Every line with the string "this" should be gathered.

[start]

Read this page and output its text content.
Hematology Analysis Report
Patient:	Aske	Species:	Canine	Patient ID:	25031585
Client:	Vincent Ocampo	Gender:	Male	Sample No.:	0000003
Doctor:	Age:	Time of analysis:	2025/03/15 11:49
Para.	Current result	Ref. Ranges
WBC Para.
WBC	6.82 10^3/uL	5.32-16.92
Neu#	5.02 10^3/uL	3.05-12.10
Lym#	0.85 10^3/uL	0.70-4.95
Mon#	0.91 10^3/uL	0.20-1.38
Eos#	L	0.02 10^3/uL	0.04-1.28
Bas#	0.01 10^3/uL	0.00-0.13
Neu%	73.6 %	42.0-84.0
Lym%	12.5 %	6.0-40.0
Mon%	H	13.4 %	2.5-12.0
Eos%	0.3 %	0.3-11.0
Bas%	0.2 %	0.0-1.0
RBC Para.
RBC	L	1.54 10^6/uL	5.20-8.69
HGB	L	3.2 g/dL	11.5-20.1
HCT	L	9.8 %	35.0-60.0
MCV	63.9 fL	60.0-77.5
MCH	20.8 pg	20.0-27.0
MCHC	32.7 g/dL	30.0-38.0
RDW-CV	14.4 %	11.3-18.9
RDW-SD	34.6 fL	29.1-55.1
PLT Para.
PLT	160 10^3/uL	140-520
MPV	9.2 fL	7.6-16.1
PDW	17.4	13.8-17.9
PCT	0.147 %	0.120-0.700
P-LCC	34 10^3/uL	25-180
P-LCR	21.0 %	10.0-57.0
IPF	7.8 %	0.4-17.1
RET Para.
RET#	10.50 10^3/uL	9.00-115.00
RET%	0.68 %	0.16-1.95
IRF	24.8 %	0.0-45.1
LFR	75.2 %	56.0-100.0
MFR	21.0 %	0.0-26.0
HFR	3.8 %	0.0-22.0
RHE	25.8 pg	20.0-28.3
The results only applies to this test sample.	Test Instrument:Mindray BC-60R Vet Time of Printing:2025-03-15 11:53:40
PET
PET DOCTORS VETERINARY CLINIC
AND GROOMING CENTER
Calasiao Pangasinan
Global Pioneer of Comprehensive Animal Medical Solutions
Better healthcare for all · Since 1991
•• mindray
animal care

[end]
[start]

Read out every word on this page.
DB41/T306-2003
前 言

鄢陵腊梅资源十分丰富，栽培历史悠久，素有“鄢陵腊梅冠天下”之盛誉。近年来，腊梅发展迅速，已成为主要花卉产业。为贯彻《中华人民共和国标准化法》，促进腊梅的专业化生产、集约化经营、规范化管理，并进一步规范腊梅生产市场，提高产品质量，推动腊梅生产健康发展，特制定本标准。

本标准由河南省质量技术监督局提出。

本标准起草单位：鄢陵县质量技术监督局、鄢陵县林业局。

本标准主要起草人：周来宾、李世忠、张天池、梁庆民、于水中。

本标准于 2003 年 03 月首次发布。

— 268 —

[end]

-- Task result --
Read this page and output its text content.
The results only applies to this test sample.	Test Instrument:Mindray BC-60R Vet Time of Printing:2025-03-15 11:53:40
Read out every word on this page.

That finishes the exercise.